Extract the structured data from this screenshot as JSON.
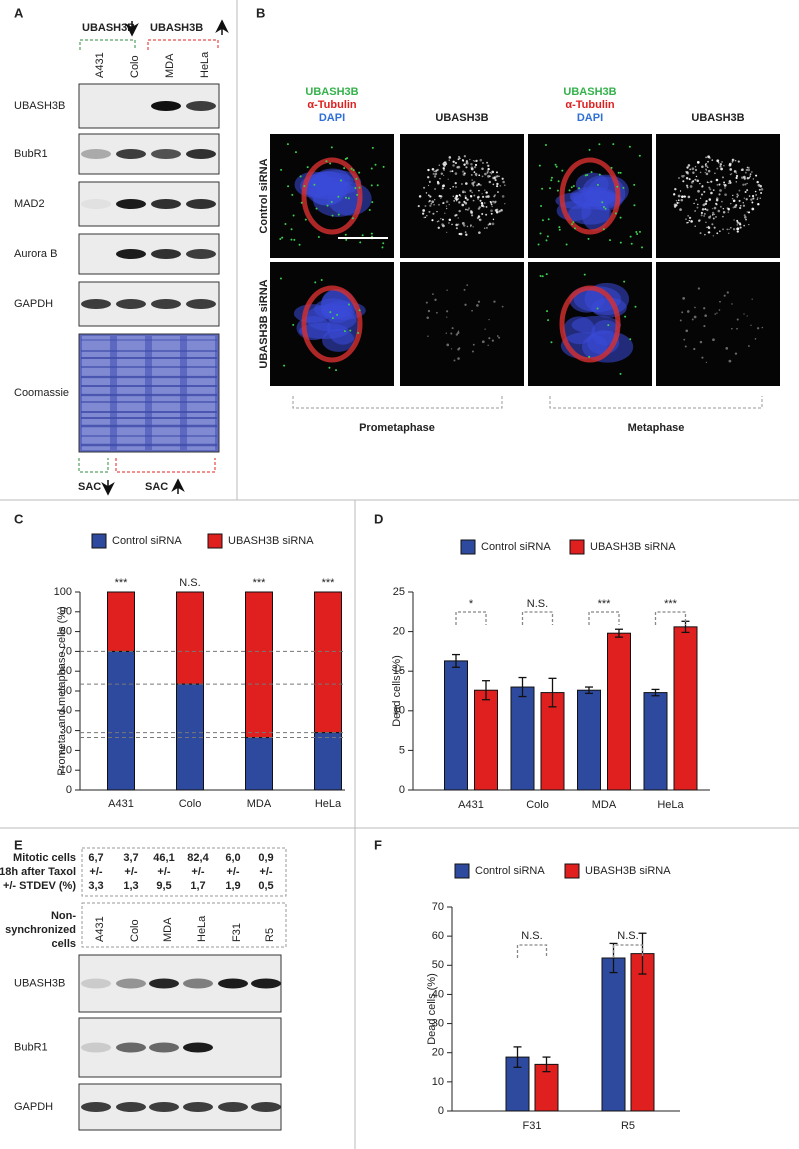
{
  "panels": {
    "A": {
      "label": "A",
      "groups": [
        "UBASH3B",
        "UBASH3B"
      ],
      "lanes": [
        "A431",
        "Colo",
        "MDA",
        "HeLa"
      ],
      "rows": [
        "UBASH3B",
        "BubR1",
        "MAD2",
        "Aurora B",
        "GAPDH",
        "Coomassie"
      ],
      "footer": [
        "SAC",
        "SAC"
      ]
    },
    "B": {
      "label": "B",
      "stain_labels": [
        "UBASH3B",
        "α-Tubulin",
        "DAPI"
      ],
      "channel_label": "UBASH3B",
      "rows": [
        "Control siRNA",
        "UBASH3B siRNA"
      ],
      "phases": [
        "Prometaphase",
        "Metaphase"
      ]
    },
    "C": {
      "label": "C"
    },
    "D": {
      "label": "D"
    },
    "E": {
      "label": "E",
      "table_header": [
        "Mitotic cells",
        "18h after Taxol",
        "+/- STDEV (%)"
      ],
      "table_columns": [
        [
          "6,7",
          "+/-",
          "3,3"
        ],
        [
          "3,7",
          "+/-",
          "1,3"
        ],
        [
          "46,1",
          "+/-",
          "9,5"
        ],
        [
          "82,4",
          "+/-",
          "1,7"
        ],
        [
          "6,0",
          "+/-",
          "1,9"
        ],
        [
          "0,9",
          "+/-",
          "0,5"
        ]
      ],
      "lanes_header": [
        "Non-",
        "synchronized",
        "cells"
      ],
      "lanes": [
        "A431",
        "Colo",
        "MDA",
        "HeLa",
        "F31",
        "R5"
      ],
      "rows": [
        "UBASH3B",
        "BubR1",
        "GAPDH"
      ]
    },
    "F": {
      "label": "F"
    }
  },
  "chart_data": [
    {
      "type": "bar",
      "stacked": true,
      "y_label": "Prometa- and metaphase cells (%)",
      "categories": [
        "A431",
        "Colo",
        "MDA",
        "HeLa"
      ],
      "series": [
        {
          "name": "Control siRNA",
          "color": "#2e4a9e",
          "values": [
            70,
            53.5,
            26.5,
            29
          ]
        },
        {
          "name": "UBASH3B siRNA",
          "color": "#e0201f",
          "values": [
            30,
            46.5,
            73.5,
            71
          ]
        }
      ],
      "ylim": [
        0,
        100
      ],
      "yticks": [
        0,
        10,
        20,
        30,
        40,
        50,
        60,
        70,
        80,
        90,
        100
      ],
      "annotations": [
        "***",
        "N.S.",
        "***",
        "***"
      ],
      "reference_lines": true
    },
    {
      "type": "bar",
      "y_label": "Dead cells (%)",
      "categories": [
        "A431",
        "Colo",
        "MDA",
        "HeLa"
      ],
      "series": [
        {
          "name": "Control siRNA",
          "color": "#2e4a9e",
          "values": [
            16.3,
            13.0,
            12.6,
            12.3
          ],
          "errors": [
            0.8,
            1.2,
            0.4,
            0.4
          ]
        },
        {
          "name": "UBASH3B siRNA",
          "color": "#e0201f",
          "values": [
            12.6,
            12.3,
            19.8,
            20.6
          ],
          "errors": [
            1.2,
            1.8,
            0.5,
            0.7
          ]
        }
      ],
      "ylim": [
        0,
        25
      ],
      "yticks": [
        0,
        5,
        10,
        15,
        20,
        25
      ],
      "annotations": [
        "*",
        "N.S.",
        "***",
        "***"
      ],
      "brackets": true
    },
    {
      "type": "bar",
      "y_label": "Dead cells (%)",
      "categories": [
        "F31",
        "R5"
      ],
      "series": [
        {
          "name": "Control siRNA",
          "color": "#2e4a9e",
          "values": [
            18.5,
            52.5
          ],
          "errors": [
            3.5,
            5
          ]
        },
        {
          "name": "UBASH3B siRNA",
          "color": "#e0201f",
          "values": [
            16,
            54
          ],
          "errors": [
            2.5,
            7
          ]
        }
      ],
      "ylim": [
        0,
        70
      ],
      "yticks": [
        0,
        10,
        20,
        30,
        40,
        50,
        60,
        70
      ],
      "annotations": [
        "N.S.",
        "N.S."
      ],
      "brackets": true
    }
  ]
}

_____

**WORK INSTRUCTION**
Each record above must be retyped exactly, minus its pictures.

**SOLUTION FOR THIS PROBLEM**
Extract the structured data from this screenshot as JSON.
{
  "panels": {
    "A": {
      "label": "A",
      "groups": [
        "UBASH3B",
        "UBASH3B"
      ],
      "lanes": [
        "A431",
        "Colo",
        "MDA",
        "HeLa"
      ],
      "rows": [
        "UBASH3B",
        "BubR1",
        "MAD2",
        "Aurora B",
        "GAPDH",
        "Coomassie"
      ],
      "footer": [
        "SAC",
        "SAC"
      ]
    },
    "B": {
      "label": "B",
      "stain_labels": [
        "UBASH3B",
        "α-Tubulin",
        "DAPI"
      ],
      "channel_label": "UBASH3B",
      "rows": [
        "Control siRNA",
        "UBASH3B siRNA"
      ],
      "phases": [
        "Prometaphase",
        "Metaphase"
      ]
    },
    "C": {
      "label": "C"
    },
    "D": {
      "label": "D"
    },
    "E": {
      "label": "E",
      "table_header": [
        "Mitotic cells",
        "18h after Taxol",
        "+/- STDEV (%)"
      ],
      "table_columns": [
        [
          "6,7",
          "+/-",
          "3,3"
        ],
        [
          "3,7",
          "+/-",
          "1,3"
        ],
        [
          "46,1",
          "+/-",
          "9,5"
        ],
        [
          "82,4",
          "+/-",
          "1,7"
        ],
        [
          "6,0",
          "+/-",
          "1,9"
        ],
        [
          "0,9",
          "+/-",
          "0,5"
        ]
      ],
      "lanes_header": [
        "Non-",
        "synchronized",
        "cells"
      ],
      "lanes": [
        "A431",
        "Colo",
        "MDA",
        "HeLa",
        "F31",
        "R5"
      ],
      "rows": [
        "UBASH3B",
        "BubR1",
        "GAPDH"
      ]
    },
    "F": {
      "label": "F"
    }
  },
  "chart_data": [
    {
      "type": "bar",
      "stacked": true,
      "y_label": "Prometa- and metaphase cells (%)",
      "categories": [
        "A431",
        "Colo",
        "MDA",
        "HeLa"
      ],
      "series": [
        {
          "name": "Control siRNA",
          "color": "#2e4a9e",
          "values": [
            70,
            53.5,
            26.5,
            29
          ]
        },
        {
          "name": "UBASH3B siRNA",
          "color": "#e0201f",
          "values": [
            30,
            46.5,
            73.5,
            71
          ]
        }
      ],
      "ylim": [
        0,
        100
      ],
      "yticks": [
        0,
        10,
        20,
        30,
        40,
        50,
        60,
        70,
        80,
        90,
        100
      ],
      "annotations": [
        "***",
        "N.S.",
        "***",
        "***"
      ],
      "reference_lines": true
    },
    {
      "type": "bar",
      "y_label": "Dead cells (%)",
      "categories": [
        "A431",
        "Colo",
        "MDA",
        "HeLa"
      ],
      "series": [
        {
          "name": "Control siRNA",
          "color": "#2e4a9e",
          "values": [
            16.3,
            13.0,
            12.6,
            12.3
          ],
          "errors": [
            0.8,
            1.2,
            0.4,
            0.4
          ]
        },
        {
          "name": "UBASH3B siRNA",
          "color": "#e0201f",
          "values": [
            12.6,
            12.3,
            19.8,
            20.6
          ],
          "errors": [
            1.2,
            1.8,
            0.5,
            0.7
          ]
        }
      ],
      "ylim": [
        0,
        25
      ],
      "yticks": [
        0,
        5,
        10,
        15,
        20,
        25
      ],
      "annotations": [
        "*",
        "N.S.",
        "***",
        "***"
      ],
      "brackets": true
    },
    {
      "type": "bar",
      "y_label": "Dead cells (%)",
      "categories": [
        "F31",
        "R5"
      ],
      "series": [
        {
          "name": "Control siRNA",
          "color": "#2e4a9e",
          "values": [
            18.5,
            52.5
          ],
          "errors": [
            3.5,
            5
          ]
        },
        {
          "name": "UBASH3B siRNA",
          "color": "#e0201f",
          "values": [
            16,
            54
          ],
          "errors": [
            2.5,
            7
          ]
        }
      ],
      "ylim": [
        0,
        70
      ],
      "yticks": [
        0,
        10,
        20,
        30,
        40,
        50,
        60,
        70
      ],
      "annotations": [
        "N.S.",
        "N.S."
      ],
      "brackets": true
    }
  ]
}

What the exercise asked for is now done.